/---

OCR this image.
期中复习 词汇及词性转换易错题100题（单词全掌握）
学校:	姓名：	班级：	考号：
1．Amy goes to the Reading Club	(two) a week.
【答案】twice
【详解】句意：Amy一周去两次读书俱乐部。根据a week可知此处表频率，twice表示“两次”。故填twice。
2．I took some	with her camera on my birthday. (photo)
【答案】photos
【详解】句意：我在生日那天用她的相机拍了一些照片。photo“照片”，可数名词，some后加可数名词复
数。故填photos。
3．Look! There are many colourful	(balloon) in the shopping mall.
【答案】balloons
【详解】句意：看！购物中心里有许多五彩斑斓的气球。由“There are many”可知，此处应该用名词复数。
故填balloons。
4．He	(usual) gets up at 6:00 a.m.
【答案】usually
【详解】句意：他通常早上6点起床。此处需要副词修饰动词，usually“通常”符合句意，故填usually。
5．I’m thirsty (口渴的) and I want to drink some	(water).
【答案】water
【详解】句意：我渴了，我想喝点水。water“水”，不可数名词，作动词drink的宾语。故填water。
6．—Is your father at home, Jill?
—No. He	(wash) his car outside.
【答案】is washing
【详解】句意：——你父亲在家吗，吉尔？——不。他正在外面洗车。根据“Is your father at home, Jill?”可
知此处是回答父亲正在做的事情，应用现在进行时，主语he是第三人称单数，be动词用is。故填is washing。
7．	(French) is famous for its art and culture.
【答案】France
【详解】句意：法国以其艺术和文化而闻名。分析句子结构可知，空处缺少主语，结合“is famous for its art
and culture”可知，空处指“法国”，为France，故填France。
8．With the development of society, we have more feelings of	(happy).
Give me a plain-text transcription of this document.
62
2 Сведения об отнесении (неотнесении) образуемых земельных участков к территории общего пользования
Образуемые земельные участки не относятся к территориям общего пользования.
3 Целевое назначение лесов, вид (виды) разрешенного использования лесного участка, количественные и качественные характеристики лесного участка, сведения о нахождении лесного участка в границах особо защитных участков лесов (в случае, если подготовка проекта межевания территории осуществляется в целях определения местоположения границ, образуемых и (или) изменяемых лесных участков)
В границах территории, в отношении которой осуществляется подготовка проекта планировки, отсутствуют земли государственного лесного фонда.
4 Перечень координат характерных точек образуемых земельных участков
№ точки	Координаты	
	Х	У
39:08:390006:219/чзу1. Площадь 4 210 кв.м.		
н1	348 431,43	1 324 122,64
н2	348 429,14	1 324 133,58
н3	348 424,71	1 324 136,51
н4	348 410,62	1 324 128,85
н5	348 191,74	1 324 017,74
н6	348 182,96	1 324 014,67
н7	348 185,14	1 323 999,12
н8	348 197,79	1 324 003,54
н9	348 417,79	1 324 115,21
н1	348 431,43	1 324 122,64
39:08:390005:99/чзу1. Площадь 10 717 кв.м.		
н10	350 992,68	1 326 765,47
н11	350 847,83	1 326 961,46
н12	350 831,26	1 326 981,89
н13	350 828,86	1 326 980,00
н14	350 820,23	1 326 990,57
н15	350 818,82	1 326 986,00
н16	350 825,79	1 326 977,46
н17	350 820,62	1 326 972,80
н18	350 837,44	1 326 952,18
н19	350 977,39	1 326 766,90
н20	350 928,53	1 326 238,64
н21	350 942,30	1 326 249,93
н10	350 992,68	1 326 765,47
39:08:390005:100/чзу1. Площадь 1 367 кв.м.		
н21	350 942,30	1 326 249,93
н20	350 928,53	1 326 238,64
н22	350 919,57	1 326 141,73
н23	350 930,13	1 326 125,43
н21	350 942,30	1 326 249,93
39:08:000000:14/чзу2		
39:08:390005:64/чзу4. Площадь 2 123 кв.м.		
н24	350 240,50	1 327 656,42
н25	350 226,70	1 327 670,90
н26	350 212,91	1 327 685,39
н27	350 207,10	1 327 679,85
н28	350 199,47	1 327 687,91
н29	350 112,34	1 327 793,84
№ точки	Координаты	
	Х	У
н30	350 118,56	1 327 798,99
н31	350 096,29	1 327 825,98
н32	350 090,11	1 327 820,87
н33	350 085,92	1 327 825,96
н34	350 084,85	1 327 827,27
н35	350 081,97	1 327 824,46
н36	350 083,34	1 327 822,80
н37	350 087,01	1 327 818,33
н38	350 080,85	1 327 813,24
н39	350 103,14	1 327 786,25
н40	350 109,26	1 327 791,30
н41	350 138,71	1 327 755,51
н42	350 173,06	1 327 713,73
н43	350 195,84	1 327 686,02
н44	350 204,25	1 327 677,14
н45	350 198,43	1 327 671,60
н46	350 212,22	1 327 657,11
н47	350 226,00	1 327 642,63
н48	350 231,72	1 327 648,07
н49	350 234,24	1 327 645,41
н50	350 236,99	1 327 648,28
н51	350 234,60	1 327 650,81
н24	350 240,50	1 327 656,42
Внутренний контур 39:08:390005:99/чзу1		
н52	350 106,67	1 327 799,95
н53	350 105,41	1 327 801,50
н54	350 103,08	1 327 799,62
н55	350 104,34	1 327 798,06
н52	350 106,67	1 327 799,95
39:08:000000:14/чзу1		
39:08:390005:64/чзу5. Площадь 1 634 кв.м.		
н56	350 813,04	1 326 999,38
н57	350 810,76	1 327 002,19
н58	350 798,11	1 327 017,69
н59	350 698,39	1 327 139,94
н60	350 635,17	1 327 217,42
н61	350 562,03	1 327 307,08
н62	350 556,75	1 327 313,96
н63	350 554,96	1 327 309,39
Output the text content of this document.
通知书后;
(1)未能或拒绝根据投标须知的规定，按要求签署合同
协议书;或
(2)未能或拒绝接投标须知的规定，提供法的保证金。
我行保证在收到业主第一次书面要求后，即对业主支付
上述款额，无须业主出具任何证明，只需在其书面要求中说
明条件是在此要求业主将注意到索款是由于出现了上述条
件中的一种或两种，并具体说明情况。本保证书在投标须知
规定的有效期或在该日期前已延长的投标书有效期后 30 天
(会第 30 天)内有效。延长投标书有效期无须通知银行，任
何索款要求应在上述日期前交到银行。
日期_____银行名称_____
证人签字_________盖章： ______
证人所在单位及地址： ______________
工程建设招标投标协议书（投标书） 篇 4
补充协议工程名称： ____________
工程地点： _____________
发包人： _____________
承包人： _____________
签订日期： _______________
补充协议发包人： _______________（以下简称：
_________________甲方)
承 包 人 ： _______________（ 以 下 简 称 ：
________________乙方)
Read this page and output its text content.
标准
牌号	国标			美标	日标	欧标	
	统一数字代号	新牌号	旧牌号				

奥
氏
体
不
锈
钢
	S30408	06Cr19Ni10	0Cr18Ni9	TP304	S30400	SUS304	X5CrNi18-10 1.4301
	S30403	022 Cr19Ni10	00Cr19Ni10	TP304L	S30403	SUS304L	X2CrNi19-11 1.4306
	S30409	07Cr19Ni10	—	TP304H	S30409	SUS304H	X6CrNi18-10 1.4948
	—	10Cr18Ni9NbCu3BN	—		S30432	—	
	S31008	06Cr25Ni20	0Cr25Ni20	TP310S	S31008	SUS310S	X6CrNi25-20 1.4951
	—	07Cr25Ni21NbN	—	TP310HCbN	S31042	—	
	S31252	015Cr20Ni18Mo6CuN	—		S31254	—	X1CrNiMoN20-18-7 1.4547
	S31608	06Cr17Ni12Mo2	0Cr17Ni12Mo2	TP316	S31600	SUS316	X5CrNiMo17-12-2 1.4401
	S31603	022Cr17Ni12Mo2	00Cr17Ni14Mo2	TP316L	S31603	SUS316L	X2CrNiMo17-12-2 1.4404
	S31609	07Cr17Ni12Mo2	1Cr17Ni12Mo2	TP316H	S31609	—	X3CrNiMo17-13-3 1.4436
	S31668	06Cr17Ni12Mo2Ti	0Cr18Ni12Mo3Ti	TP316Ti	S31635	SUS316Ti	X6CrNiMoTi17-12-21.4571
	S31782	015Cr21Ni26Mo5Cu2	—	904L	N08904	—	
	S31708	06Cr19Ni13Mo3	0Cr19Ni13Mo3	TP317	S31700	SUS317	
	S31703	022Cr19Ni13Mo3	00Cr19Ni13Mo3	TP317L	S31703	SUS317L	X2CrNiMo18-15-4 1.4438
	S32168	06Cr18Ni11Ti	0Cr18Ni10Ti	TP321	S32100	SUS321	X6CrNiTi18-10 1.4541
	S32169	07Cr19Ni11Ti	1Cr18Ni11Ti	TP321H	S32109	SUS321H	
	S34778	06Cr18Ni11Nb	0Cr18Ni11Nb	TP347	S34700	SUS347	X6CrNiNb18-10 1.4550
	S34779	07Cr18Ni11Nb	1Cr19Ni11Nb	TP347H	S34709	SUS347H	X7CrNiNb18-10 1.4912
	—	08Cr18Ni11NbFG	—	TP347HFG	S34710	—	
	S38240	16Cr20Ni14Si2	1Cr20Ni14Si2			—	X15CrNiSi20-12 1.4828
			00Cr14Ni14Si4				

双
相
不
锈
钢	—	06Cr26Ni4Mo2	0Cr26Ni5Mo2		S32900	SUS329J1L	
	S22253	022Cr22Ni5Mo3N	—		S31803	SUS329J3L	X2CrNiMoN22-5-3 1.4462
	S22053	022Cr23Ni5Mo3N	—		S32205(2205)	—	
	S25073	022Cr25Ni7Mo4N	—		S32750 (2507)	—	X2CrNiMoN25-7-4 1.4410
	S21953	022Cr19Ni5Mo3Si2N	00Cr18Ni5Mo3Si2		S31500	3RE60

\---

EXERCISE DETAILS
Select all lines in the listing above where the word "Площадь" appears, and show them.

REPLY
39:08:390006:219/чзу1. Площадь 4 210 кв.м.		
39:08:390005:99/чзу1. Площадь 10 717 кв.м.		
39:08:390005:100/чзу1. Площадь 1 367 кв.м.		
39:08:390005:64/чзу4. Площадь 2 123 кв.м.		
39:08:390005:64/чзу5. Площадь 1 634 кв.м.		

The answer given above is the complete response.